= Problem statement =
Copy out all the lines in the records that include the word "使用再生聚酯纤维".

= Given entries =
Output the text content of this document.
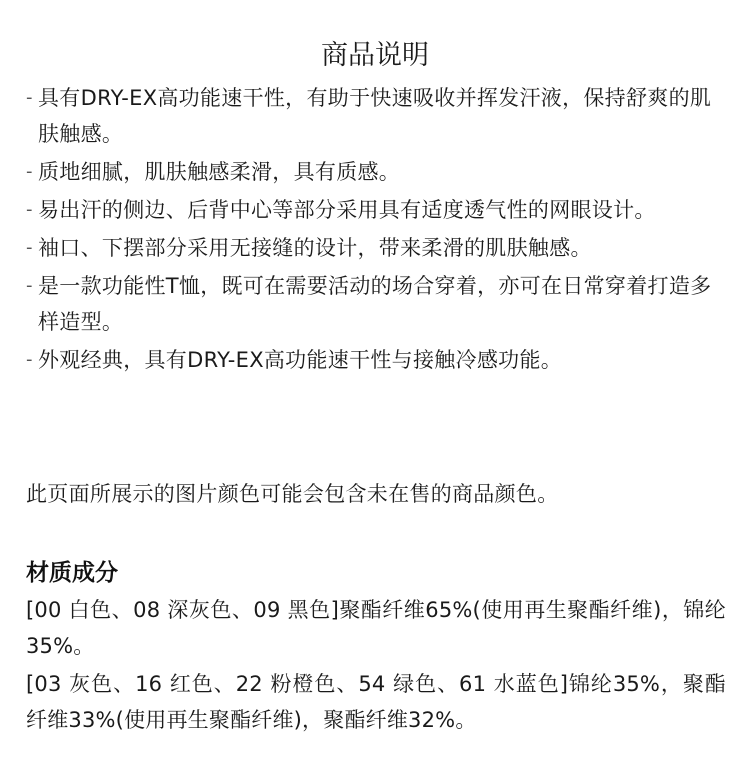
商品说明
- 具有DRY-EX高功能速干性，有助于快速吸收并挥发汗液，保持舒爽的肌肤触感。
- 质地细腻，肌肤触感柔滑，具有质感。
- 易出汗的侧边、后背中心等部分采用具有适度透气性的网眼设计。
- 袖口、下摆部分采用无接缝的设计，带来柔滑的肌肤触感。
- 是一款功能性T恤，既可在需要活动的场合穿着，亦可在日常穿着打造多样造型。
- 外观经典，具有DRY-EX高功能速干性与接触冷感功能。

此页面所展示的图片颜色可能会包含未在售的商品颜色。

材质成分

[00 白色、08 深灰色、09 黑色]聚酯纤维65%(使用再生聚酯纤维)，锦纶35%。

[03 灰色、16 红色、22 粉橙色、54 绿色、61 水蓝色]锦纶35%，聚酯纤维33%(使用再生聚酯纤维)，聚酯纤维32%。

= Answer to the exercise =
[00 白色、08 深灰色、09 黑色]聚酯纤维65%(使用再生聚酯纤维)，锦纶35%。
[03 灰色、16 红色、22 粉橙色、54 绿色、61 水蓝色]锦纶35%，聚酯纤维33%(使用再生聚酯纤维)，聚酯纤维32%。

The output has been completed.